**PROBLEM DESCRIPTION**
Transcribe, exactly as they appear, only the lines from the one holding "What data populates" through the end of the entries below.

Stored data
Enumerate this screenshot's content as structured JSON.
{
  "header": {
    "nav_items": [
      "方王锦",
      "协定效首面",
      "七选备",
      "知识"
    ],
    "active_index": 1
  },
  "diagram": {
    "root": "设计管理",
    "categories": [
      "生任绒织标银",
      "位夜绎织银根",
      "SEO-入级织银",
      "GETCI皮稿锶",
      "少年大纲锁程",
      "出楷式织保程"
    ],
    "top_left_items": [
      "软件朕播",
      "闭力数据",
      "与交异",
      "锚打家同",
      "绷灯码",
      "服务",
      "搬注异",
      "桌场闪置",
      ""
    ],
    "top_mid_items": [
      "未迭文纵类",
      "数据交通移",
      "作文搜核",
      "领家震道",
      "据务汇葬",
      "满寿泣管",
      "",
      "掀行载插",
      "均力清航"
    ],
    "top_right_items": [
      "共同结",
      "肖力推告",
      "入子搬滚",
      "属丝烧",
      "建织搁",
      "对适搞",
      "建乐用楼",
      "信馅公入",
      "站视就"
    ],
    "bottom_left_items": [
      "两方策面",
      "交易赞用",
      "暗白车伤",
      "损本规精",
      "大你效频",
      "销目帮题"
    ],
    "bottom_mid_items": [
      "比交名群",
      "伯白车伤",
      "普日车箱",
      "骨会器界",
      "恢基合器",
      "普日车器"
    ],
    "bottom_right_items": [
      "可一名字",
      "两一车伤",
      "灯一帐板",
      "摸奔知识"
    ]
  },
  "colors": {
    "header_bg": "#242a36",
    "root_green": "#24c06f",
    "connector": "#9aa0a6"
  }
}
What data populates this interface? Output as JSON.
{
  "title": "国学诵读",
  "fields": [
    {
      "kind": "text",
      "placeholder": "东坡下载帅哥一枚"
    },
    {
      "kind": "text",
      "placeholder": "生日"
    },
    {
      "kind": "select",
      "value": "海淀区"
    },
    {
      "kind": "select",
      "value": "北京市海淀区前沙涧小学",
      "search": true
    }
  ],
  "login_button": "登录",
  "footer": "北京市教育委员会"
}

**TASK OUTPUT**
What data populates this interface? Output as JSON.
{
  "title": "国学诵读",
  "fields": [
    {
      "kind": "text",
      "placeholder": "东坡下载帅哥一枚"
    },
    {
      "kind": "text",
      "placeholder": "生日"
    },
    {
      "kind": "select",
      "value": "海淀区"
    },
    {
      "kind": "select",
      "value": "北京市海淀区前沙涧小学",
      "search": true
    }
  ],
  "login_button": "登录",
  "footer": "北京市教育委员会"
}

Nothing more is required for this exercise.